● Exercise instructions: Where does the string "bottom" appear? Copy every line of the entries below that holds it.

Figure content listings
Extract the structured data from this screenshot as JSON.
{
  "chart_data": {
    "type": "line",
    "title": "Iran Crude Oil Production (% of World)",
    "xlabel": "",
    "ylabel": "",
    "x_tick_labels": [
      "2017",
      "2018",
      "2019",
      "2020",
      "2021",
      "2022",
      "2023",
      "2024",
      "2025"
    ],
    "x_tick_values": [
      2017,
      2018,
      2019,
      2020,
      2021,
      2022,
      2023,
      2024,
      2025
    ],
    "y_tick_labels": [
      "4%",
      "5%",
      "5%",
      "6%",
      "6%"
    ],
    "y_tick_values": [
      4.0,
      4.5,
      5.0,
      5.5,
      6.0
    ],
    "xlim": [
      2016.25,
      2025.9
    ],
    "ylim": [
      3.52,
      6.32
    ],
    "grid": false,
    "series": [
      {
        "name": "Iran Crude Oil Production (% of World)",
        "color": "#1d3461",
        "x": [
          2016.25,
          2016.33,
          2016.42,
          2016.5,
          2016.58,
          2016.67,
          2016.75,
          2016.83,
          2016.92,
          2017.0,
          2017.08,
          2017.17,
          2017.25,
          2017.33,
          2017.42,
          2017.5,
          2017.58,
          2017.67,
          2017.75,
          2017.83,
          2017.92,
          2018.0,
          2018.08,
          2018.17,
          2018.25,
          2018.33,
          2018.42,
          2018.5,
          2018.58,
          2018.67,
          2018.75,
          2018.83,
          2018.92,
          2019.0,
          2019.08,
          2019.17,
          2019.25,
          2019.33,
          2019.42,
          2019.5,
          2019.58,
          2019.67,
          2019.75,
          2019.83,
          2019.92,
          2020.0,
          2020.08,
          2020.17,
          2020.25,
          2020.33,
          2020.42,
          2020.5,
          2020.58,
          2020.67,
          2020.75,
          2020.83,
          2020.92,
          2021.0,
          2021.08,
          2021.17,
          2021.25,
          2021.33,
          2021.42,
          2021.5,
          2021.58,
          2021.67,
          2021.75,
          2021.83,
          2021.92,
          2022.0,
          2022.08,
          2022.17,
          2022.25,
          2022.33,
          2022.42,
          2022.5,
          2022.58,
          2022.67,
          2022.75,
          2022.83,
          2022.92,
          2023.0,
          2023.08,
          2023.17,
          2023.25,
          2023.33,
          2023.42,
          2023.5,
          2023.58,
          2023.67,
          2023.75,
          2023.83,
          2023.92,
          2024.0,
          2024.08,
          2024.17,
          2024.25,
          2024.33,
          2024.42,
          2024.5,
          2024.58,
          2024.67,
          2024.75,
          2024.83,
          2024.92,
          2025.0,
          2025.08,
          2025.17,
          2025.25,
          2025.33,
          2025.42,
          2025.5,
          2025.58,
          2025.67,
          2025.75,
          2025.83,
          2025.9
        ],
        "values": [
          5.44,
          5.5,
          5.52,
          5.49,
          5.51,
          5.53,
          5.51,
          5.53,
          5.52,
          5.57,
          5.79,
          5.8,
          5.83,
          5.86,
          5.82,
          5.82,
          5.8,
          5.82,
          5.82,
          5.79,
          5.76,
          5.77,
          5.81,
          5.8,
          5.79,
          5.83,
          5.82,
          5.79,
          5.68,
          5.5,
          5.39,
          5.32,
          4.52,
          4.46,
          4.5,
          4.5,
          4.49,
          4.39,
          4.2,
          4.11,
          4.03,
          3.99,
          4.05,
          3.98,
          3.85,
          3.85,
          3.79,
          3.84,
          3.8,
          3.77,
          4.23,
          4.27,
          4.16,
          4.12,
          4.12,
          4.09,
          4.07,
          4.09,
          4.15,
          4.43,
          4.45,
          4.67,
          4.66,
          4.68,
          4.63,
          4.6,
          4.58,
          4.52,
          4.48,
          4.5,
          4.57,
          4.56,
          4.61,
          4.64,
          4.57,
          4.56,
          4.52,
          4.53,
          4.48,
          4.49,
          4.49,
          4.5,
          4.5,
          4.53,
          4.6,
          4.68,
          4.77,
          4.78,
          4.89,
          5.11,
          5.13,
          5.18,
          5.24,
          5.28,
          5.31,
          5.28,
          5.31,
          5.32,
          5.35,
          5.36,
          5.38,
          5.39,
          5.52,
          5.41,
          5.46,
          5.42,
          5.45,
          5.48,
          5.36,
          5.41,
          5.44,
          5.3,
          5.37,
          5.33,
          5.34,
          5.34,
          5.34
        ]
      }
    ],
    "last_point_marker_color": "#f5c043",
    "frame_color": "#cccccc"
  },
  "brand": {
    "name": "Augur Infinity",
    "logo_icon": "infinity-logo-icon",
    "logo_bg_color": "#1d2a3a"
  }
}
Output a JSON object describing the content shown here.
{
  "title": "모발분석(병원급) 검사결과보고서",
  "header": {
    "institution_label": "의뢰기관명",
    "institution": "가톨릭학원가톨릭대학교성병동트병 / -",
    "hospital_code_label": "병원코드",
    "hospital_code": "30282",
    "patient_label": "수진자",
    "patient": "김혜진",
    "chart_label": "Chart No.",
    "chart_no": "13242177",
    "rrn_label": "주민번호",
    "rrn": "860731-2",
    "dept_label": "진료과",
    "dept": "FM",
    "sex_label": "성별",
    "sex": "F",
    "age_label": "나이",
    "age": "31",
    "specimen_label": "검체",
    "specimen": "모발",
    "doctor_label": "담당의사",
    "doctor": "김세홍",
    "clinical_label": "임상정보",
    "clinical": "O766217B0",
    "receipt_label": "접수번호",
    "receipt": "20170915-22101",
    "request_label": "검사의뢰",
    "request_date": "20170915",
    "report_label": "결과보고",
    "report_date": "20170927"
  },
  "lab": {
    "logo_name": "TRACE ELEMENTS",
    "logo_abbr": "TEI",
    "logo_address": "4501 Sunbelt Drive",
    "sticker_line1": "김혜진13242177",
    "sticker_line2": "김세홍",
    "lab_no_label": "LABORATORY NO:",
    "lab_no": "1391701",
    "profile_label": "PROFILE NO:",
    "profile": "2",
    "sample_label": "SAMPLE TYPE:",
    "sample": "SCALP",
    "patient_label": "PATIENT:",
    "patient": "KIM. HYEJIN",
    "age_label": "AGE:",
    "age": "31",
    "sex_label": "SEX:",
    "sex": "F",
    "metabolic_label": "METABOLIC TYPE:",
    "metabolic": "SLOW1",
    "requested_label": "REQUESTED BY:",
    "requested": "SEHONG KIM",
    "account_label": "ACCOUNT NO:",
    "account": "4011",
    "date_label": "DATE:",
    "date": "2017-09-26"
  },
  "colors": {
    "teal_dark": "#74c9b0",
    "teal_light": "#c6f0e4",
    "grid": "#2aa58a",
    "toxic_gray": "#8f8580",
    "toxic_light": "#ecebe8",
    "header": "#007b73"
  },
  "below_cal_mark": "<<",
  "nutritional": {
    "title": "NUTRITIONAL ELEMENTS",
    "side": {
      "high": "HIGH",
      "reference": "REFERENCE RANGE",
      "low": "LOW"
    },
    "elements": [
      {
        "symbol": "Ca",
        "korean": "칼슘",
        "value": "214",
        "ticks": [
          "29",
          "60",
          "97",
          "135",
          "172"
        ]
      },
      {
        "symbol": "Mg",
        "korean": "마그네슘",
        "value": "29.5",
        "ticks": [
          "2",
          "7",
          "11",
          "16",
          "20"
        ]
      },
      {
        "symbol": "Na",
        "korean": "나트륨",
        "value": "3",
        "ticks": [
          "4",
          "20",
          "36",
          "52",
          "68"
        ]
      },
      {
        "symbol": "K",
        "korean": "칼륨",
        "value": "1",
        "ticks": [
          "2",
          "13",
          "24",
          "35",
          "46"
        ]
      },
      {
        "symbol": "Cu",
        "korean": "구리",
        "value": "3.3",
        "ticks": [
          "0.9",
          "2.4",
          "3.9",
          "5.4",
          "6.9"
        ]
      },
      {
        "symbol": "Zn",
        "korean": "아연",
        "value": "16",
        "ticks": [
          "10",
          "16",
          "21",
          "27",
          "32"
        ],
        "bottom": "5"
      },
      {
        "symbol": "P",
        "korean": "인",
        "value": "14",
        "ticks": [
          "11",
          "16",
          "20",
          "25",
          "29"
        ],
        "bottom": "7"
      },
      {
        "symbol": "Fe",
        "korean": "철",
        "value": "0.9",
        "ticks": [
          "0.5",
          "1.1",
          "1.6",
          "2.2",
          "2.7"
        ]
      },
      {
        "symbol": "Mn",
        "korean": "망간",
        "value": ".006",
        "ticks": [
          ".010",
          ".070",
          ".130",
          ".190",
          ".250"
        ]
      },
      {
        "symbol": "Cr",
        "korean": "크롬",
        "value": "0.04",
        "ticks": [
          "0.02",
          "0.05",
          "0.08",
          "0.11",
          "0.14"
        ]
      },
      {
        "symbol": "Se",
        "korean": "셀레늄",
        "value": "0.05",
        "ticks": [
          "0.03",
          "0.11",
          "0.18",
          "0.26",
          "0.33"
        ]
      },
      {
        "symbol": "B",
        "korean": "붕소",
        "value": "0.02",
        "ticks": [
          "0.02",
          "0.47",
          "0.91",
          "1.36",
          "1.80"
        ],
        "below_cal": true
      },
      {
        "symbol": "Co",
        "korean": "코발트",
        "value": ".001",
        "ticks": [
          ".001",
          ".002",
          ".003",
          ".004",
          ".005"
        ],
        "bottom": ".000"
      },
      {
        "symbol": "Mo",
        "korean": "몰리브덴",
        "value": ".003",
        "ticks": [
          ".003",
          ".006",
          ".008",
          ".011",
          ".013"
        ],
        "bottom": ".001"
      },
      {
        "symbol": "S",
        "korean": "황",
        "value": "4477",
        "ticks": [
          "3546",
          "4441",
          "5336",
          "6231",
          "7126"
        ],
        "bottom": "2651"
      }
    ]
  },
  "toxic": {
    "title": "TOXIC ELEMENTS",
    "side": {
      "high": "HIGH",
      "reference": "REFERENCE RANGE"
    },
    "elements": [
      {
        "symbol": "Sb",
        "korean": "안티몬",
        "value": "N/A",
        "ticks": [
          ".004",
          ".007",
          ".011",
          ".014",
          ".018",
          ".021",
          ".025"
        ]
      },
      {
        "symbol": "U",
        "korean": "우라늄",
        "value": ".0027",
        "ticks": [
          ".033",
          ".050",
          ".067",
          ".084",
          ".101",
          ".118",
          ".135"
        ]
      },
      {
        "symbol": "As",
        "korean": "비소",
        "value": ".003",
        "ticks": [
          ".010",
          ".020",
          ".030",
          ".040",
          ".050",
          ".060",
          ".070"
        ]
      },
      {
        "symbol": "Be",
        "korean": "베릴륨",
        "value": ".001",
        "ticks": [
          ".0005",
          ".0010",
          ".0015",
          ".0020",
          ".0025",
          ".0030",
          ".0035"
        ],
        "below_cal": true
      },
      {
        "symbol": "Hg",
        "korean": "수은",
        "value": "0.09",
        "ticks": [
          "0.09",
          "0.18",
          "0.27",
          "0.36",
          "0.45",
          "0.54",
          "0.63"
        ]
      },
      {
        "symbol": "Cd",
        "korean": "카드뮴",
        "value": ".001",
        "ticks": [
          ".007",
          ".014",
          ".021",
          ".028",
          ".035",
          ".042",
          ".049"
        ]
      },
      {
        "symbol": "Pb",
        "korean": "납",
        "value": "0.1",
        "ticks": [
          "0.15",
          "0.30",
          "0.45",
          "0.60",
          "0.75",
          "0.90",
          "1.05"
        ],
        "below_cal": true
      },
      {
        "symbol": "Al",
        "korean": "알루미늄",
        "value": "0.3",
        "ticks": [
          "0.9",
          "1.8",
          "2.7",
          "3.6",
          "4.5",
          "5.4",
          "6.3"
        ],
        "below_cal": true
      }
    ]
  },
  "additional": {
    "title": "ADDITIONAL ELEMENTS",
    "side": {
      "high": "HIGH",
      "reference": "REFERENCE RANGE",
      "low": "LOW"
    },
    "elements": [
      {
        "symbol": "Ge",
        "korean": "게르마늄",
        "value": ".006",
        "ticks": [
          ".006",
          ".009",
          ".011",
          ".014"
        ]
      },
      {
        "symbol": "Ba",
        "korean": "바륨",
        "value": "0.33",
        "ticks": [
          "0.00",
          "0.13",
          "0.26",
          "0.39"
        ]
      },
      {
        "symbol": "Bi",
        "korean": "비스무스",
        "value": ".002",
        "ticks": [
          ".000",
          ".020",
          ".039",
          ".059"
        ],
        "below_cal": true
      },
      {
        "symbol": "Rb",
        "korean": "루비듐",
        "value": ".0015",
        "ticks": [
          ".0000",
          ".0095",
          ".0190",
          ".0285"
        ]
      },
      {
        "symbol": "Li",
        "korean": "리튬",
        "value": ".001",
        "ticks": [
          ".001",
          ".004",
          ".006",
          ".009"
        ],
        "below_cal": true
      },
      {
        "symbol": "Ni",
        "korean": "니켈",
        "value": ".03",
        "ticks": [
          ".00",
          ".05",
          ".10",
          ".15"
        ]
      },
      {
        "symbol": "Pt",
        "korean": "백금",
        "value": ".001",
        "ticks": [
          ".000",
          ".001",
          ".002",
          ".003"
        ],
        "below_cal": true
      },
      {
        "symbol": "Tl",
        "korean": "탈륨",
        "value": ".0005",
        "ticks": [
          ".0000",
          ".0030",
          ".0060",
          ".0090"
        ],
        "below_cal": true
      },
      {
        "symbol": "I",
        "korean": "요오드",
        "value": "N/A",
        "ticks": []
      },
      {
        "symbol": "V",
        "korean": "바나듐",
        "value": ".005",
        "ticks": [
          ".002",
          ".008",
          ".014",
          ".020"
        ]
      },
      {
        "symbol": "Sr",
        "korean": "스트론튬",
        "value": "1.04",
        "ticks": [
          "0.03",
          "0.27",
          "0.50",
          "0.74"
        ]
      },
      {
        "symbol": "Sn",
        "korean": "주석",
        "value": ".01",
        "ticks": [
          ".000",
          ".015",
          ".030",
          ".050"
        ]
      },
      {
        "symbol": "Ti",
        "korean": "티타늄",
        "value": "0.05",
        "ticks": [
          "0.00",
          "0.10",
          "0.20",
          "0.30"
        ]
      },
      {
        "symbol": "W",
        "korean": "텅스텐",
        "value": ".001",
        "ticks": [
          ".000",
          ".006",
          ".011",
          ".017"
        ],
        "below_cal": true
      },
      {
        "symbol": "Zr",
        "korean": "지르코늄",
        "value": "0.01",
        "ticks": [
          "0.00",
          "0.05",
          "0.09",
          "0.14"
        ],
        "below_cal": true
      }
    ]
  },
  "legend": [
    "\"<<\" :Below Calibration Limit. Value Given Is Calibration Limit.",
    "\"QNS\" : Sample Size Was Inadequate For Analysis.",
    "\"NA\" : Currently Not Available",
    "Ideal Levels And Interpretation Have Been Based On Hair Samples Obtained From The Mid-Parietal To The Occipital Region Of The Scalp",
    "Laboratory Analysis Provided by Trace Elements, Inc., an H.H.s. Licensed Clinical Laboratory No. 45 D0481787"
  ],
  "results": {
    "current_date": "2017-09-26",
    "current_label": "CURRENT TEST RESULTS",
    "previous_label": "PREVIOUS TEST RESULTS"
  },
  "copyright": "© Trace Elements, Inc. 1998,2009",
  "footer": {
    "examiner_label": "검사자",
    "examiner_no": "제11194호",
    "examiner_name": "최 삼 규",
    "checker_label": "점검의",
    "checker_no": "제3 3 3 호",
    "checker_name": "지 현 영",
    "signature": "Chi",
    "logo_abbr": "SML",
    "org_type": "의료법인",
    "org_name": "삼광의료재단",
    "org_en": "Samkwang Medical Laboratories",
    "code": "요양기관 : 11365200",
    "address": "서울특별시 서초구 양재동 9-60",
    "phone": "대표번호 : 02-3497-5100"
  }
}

● Answer in full:
        "bottom": "5"
        "bottom": "7"
        "bottom": ".000"
        "bottom": ".001"
        "bottom": "2651"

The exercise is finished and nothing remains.